[A block of data]
⟨

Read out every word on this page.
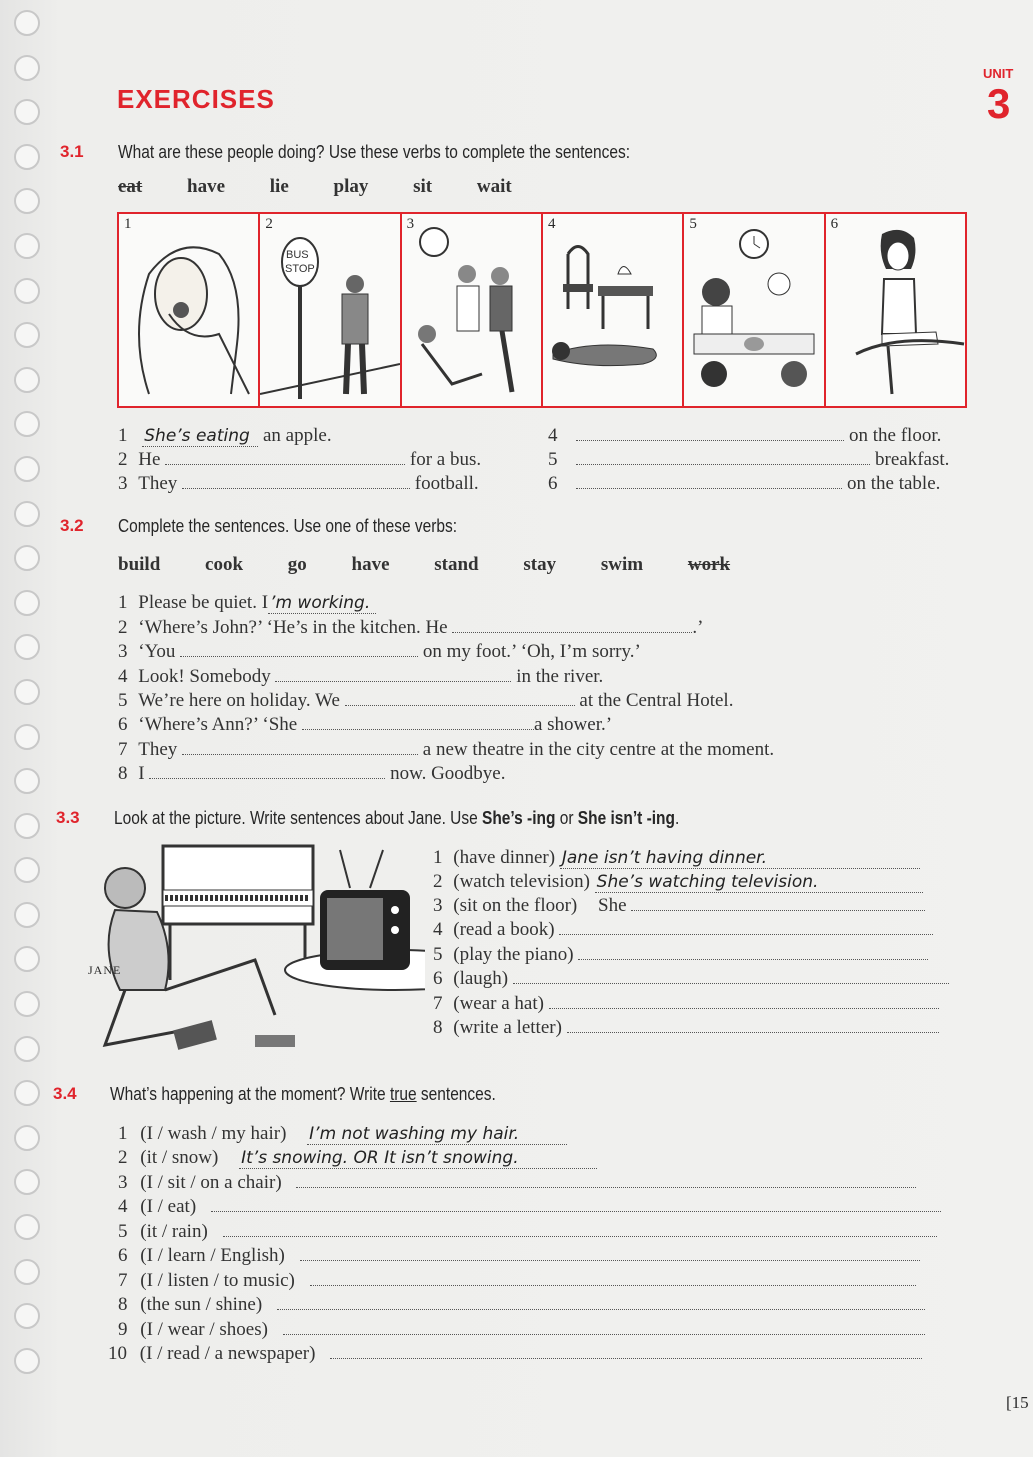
EXERCISES
UNIT
3
3.1 What are these people doing? Use these verbs to complete the sentences:
eat have lie play sit wait
1	2
BUS
STOP
3	4	5	6
1 She’s eating an apple.
2 He	for a bus.
3 They	football.
4	on the floor.
5	breakfast.
6	on the table.
3.2 Complete the sentences. Use one of these verbs:
build cook go have stand stay swim work
1 Please be quiet. I ’m working.
2 ‘Where’s John?’ ‘He’s in the kitchen. He	.’
3 ‘You	on my foot.’ ‘Oh, I’m sorry.’
4 Look! Somebody	in the river.
5 We’re here on holiday. We	at the Central Hotel.
6 ‘Where’s Ann?’ ‘She	a shower.’
7 They	a new theatre in the city centre at the moment.
8 I	now. Goodbye.
3.3 Look at the picture. Write sentences about Jane. Use She’s -ing or She isn’t -ing.
JANE
1 (have dinner) Jane isn’t having dinner.
2 (watch television) She’s watching television.
3 (sit on the floor) She
4 (read a book)
5 (play the piano)
6 (laugh)
7 (wear a hat)
8 (write a letter)
3.4 What’s happening at the moment? Write true sentences.
1 (I / wash / my hair) I’m not washing my hair.
2 (it / snow) It’s snowing. OR It isn’t snowing.
3 (I / sit / on a chair)
4 (I / eat)
5 (it / rain)
6 (I / learn / English)
7 (I / listen / to music)
8 (the sun / shine)
9 (I / wear / shoes)
10 (I / read / a newspaper)
[15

⟩

§ **To be done**:
Replicate the material above verbatim; images stay out of the copy.

§ **The reply**:
Read out every word on this page.
EXERCISES
UNIT
3
3.1 What are these people doing? Use these verbs to complete the sentences:
eat have lie play sit wait
1	2
BUS
STOP
3	4	5	6
1 She’s eating an apple.
2 He	for a bus.
3 They	football.
4	on the floor.
5	breakfast.
6	on the table.
3.2 Complete the sentences. Use one of these verbs:
build cook go have stand stay swim work
1 Please be quiet. I ’m working.
2 ‘Where’s John?’ ‘He’s in the kitchen. He	.’
3 ‘You	on my foot.’ ‘Oh, I’m sorry.’
4 Look! Somebody	in the river.
5 We’re here on holiday. We	at the Central Hotel.
6 ‘Where’s Ann?’ ‘She	a shower.’
7 They	a new theatre in the city centre at the moment.
8 I	now. Goodbye.
3.3 Look at the picture. Write sentences about Jane. Use She’s -ing or She isn’t -ing.
JANE
1 (have dinner) Jane isn’t having dinner.
2 (watch television) She’s watching television.
3 (sit on the floor) She
4 (read a book)
5 (play the piano)
6 (laugh)
7 (wear a hat)
8 (write a letter)
3.4 What’s happening at the moment? Write true sentences.
1 (I / wash / my hair) I’m not washing my hair.
2 (it / snow) It’s snowing. OR It isn’t snowing.
3 (I / sit / on a chair)
4 (I / eat)
5 (it / rain)
6 (I / learn / English)
7 (I / listen / to music)
8 (the sun / shine)
9 (I / wear / shoes)
10 (I / read / a newspaper)
[15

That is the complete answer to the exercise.